Items listed in a dataset
>> Begin
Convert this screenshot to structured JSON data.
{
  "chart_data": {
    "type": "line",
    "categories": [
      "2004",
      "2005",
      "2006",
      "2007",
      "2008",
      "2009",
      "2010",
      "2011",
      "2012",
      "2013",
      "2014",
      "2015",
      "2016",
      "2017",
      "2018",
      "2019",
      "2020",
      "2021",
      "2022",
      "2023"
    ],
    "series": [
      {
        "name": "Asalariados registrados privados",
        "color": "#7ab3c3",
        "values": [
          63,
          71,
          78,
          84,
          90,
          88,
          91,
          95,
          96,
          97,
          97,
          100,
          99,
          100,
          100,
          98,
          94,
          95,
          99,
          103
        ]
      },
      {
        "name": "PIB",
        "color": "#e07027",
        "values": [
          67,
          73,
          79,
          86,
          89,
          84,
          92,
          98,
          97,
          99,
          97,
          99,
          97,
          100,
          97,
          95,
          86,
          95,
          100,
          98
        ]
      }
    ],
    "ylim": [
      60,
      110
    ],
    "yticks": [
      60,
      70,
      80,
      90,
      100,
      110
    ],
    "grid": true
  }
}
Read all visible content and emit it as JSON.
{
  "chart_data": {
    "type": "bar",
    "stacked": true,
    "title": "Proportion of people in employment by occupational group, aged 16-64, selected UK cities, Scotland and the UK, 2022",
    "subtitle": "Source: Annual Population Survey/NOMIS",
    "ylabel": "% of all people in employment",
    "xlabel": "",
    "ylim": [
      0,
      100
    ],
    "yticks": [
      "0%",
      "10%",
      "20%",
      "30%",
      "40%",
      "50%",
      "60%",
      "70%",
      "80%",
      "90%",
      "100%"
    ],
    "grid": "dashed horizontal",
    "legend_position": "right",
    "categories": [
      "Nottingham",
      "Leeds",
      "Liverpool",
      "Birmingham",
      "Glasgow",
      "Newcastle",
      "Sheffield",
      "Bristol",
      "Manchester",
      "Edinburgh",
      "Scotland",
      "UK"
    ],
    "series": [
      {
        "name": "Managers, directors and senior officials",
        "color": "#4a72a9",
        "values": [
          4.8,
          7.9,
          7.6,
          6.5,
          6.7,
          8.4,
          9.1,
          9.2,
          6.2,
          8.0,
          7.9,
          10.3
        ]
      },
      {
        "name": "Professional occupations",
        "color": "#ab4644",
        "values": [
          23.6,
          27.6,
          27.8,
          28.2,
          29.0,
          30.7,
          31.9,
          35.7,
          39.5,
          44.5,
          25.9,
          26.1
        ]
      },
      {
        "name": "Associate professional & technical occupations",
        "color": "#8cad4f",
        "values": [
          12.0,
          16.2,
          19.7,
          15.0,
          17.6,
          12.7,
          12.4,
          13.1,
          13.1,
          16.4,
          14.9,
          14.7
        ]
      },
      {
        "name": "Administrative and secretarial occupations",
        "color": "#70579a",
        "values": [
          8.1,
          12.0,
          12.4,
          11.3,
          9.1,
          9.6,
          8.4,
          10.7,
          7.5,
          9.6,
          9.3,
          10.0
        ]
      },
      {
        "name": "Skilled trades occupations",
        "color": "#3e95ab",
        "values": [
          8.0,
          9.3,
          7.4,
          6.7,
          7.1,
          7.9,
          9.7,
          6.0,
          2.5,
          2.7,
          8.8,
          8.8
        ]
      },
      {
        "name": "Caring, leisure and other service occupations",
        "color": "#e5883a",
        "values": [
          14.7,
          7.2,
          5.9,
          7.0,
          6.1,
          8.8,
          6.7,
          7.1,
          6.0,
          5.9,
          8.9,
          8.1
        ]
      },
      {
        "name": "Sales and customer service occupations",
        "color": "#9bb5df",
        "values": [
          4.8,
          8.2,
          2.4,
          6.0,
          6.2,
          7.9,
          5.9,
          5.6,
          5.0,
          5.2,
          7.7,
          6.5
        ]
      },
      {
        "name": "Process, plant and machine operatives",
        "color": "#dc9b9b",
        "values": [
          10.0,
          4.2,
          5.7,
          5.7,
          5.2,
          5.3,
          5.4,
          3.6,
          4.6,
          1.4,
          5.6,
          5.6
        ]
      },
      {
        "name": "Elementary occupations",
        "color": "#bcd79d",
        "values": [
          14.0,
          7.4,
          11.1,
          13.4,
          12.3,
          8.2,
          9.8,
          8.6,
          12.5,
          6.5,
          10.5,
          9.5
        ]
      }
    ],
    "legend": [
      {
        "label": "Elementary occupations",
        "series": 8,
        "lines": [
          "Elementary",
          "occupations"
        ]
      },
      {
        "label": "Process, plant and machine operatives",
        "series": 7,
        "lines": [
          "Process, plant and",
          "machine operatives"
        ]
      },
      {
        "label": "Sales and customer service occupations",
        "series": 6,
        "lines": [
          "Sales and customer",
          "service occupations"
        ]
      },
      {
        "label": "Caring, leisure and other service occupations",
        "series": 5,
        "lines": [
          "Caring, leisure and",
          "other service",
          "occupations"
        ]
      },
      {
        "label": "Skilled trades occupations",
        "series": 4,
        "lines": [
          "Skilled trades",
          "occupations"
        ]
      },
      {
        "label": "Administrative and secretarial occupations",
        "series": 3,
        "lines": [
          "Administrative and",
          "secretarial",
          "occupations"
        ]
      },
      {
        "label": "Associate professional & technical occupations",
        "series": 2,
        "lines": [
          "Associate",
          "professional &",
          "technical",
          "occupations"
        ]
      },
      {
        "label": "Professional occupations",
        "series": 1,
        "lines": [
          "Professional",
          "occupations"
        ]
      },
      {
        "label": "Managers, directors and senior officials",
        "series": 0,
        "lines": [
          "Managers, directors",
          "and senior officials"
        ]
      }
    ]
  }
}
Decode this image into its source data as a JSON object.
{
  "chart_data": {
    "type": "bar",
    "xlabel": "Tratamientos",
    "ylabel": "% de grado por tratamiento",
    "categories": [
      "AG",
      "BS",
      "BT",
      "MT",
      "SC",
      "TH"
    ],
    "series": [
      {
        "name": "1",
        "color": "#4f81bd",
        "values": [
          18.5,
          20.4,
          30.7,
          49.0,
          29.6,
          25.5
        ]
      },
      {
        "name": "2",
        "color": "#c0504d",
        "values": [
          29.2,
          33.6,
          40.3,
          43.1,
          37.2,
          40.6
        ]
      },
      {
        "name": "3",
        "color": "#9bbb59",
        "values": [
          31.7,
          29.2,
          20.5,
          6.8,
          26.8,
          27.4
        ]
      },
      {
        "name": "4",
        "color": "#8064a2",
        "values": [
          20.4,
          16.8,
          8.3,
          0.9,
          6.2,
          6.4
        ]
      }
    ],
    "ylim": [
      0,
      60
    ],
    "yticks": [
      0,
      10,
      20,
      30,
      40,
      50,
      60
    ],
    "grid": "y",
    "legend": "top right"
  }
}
>> End
- **Request**
All lines in the data that contain the word "grid" should be copied.

- **Response**
    "grid": true
    "grid": "dashed horizontal",
    "grid": "y",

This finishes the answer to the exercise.